◆ Written request ◆
From the material below, list every line containing "seit".

Data excerpts
........

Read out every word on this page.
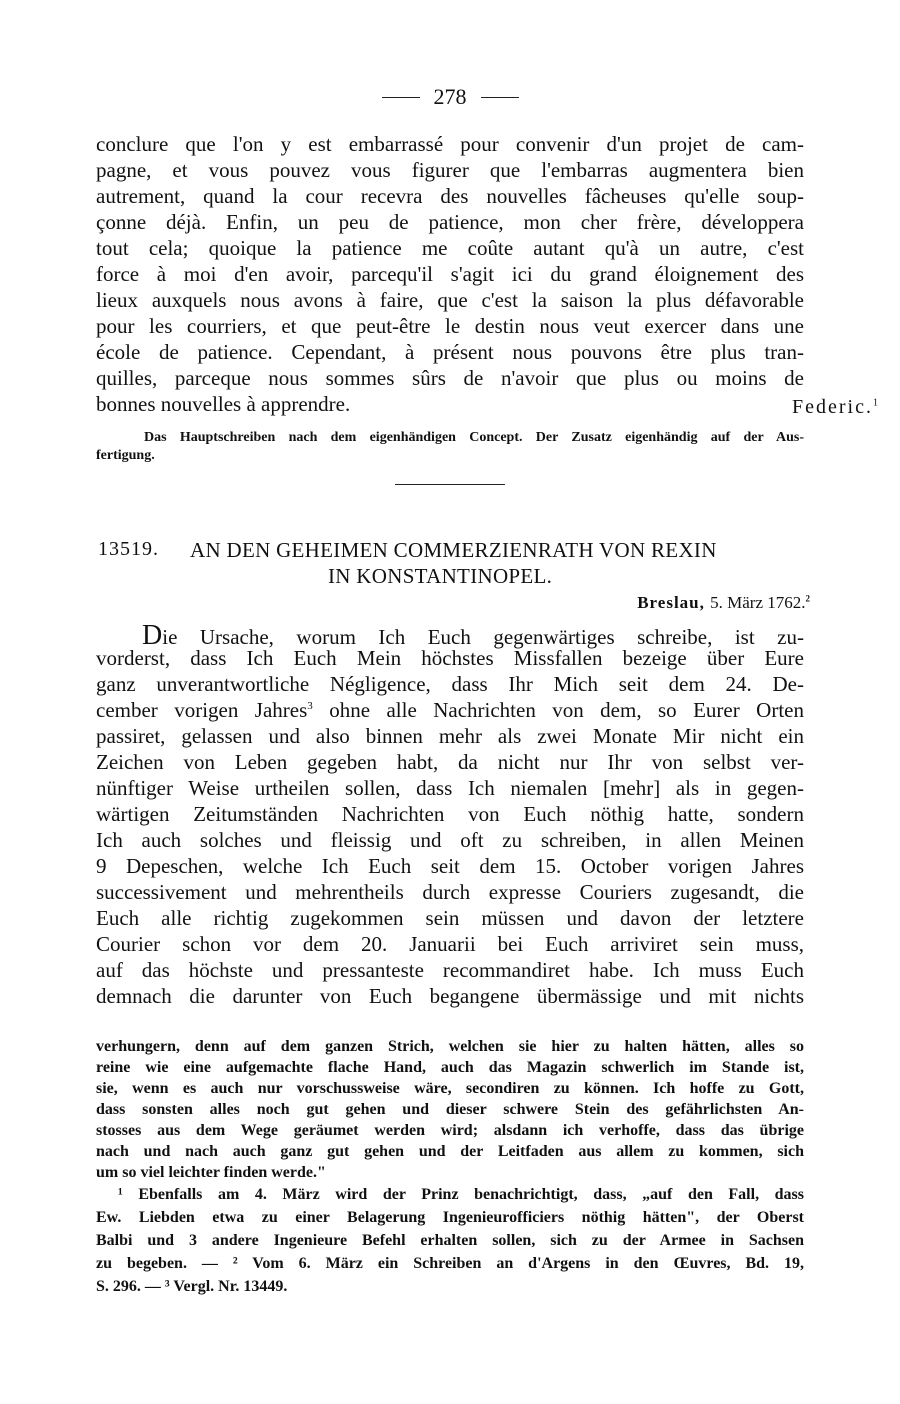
278
conclure que l'on y est embarrassé pour convenir d'un projet de cam-
pagne, et vous pouvez vous figurer que l'embarras augmentera bien
autrement, quand la cour recevra des nouvelles fâcheuses qu'elle soup-
çonne déjà. Enfin, un peu de patience, mon cher frère, développera
tout cela; quoique la patience me coûte autant qu'à un autre, c'est
force à moi d'en avoir, parcequ'il s'agit ici du grand éloignement des
lieux auxquels nous avons à faire, que c'est la saison la plus défavorable
pour les courriers, et que peut-être le destin nous veut exercer dans une
école de patience. Cependant, à présent nous pouvons être plus tran-
quilles, parceque nous sommes sûrs de n'avoir que plus ou moins de
bonnes nouvelles à apprendre.	Federic.$^1$
Das Hauptschreiben nach dem eigenhändigen Concept. Der Zusatz eigenhändig auf der Aus-
fertigung.
13519. AN DEN GEHEIMEN COMMERZIENRATH VON REXIN
IN KONSTANTINOPEL.
Breslau, 5. März 1762.$^2$
Die Ursache, worum Ich Euch gegenwärtiges schreibe, ist zu-
vorderst, dass Ich Euch Mein höchstes Missfallen bezeige über Eure
ganz unverantwortliche Négligence, dass Ihr Mich seit dem 24. De-
cember vorigen Jahres$^3$ ohne alle Nachrichten von dem, so Eurer Orten
passiret, gelassen und also binnen mehr als zwei Monate Mir nicht ein
Zeichen von Leben gegeben habt, da nicht nur Ihr von selbst ver-
nünftiger Weise urtheilen sollen, dass Ich niemalen [mehr] als in gegen-
wärtigen Zeitumständen Nachrichten von Euch nöthig hatte, sondern
Ich auch solches und fleissig und oft zu schreiben, in allen Meinen
9 Depeschen, welche Ich Euch seit dem 15. October vorigen Jahres
successivement und mehrentheils durch expresse Couriers zugesandt, die
Euch alle richtig zugekommen sein müssen und davon der letztere
Courier schon vor dem 20. Januarii bei Euch arriviret sein muss,
auf das höchste und pressanteste recommandiret habe. Ich muss Euch
demnach die darunter von Euch begangene übermässige und mit nichts
verhungern, denn auf dem ganzen Strich, welchen sie hier zu halten hätten, alles so
reine wie eine aufgemachte flache Hand, auch das Magazin schwerlich im Stande ist,
sie, wenn es auch nur vorschussweise wäre, secondiren zu können. Ich hoffe zu Gott,
dass sonsten alles noch gut gehen und dieser schwere Stein des gefährlichsten An-
stosses aus dem Wege geräumet werden wird; alsdann ich verhoffe, dass das übrige
nach und nach auch ganz gut gehen und der Leitfaden aus allem zu kommen, sich
um so viel leichter finden werde."
¹ Ebenfalls am 4. März wird der Prinz benachrichtigt, dass, „auf den Fall, dass
Ew. Liebden etwa zu einer Belagerung Ingenieurofficiers nöthig hätten", der Oberst
Balbi und 3 andere Ingenieure Befehl erhalten sollen, sich zu der Armee in Sachsen
zu begeben. — ² Vom 6. März ein Schreiben an d'Argens in den Œuvres, Bd. 19,
S. 296. — ³ Vergl. Nr. 13449.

........

◆ Solution to this exercise ◆
ganz unverantwortliche Négligence, dass Ihr Mich seit dem 24. De-
9 Depeschen, welche Ich Euch seit dem 15. October vorigen Jahres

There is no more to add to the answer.